= Supplied records =
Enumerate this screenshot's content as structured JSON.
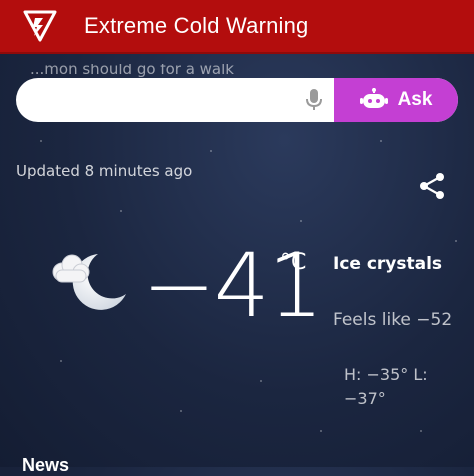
{
  "banner": {
    "title": "Extreme Cold Warning",
    "color": "#b30d0d"
  },
  "search": {
    "faded_hint": "...mon should go for a walk",
    "placeholder": "",
    "ask_label": "Ask",
    "ask_color": "#c43fd3",
    "mic_icon": "microphone-icon",
    "ask_icon": "robot-icon"
  },
  "status": {
    "updated": "Updated 8 minutes ago",
    "share_icon": "share-icon"
  },
  "current": {
    "icon": "partly-cloudy-night-icon",
    "temperature": "−41",
    "unit": "°C",
    "condition": "Ice crystals",
    "feels_like": "Feels like −52",
    "high": "H: −35°",
    "low": "L: −37°"
  },
  "sections": {
    "news": "News"
  }
}
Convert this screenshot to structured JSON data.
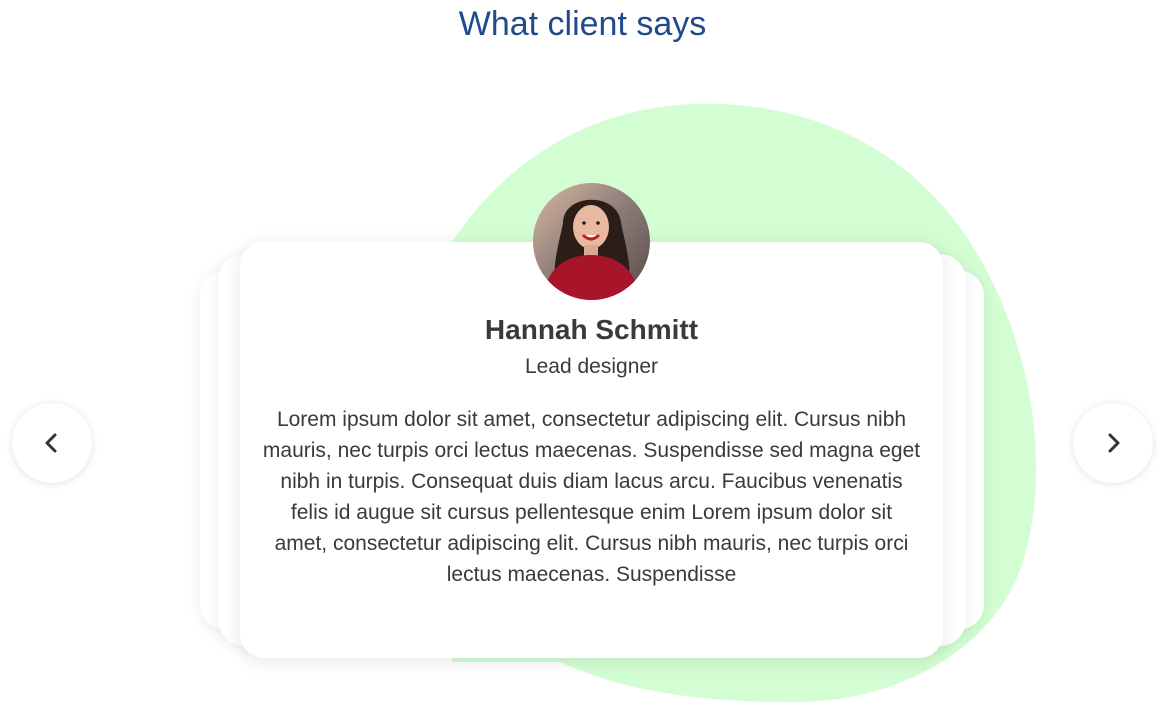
{
  "section": {
    "title": "What client says"
  },
  "testimonial": {
    "name": "Hannah Schmitt",
    "role": "Lead designer",
    "quote": "Lorem ipsum dolor sit amet, consectetur adipiscing elit. Cursus nibh mauris, nec turpis orci lectus maecenas. Suspendisse sed magna eget nibh in turpis. Consequat duis diam lacus arcu. Faucibus venenatis felis id augue sit cursus pellentesque enim Lorem ipsum dolor sit amet, consectetur adipiscing elit. Cursus nibh mauris, nec turpis orci lectus maecenas. Suspendisse"
  },
  "navigation": {
    "prev_icon": "chevron-left-icon",
    "next_icon": "chevron-right-icon"
  },
  "colors": {
    "title": "#1f4a8c",
    "blob": "#d3fdd3",
    "text": "#3a3a3a",
    "avatar_top": "#caa890",
    "shirt": "#a8142a"
  }
}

= Objective =
Select from the material above each line in which the string "this" appears, and list those lines.

= Task answer =
Enumerate this screenshot's content as structured JSON.
Convert this screenshot to structured JSON data.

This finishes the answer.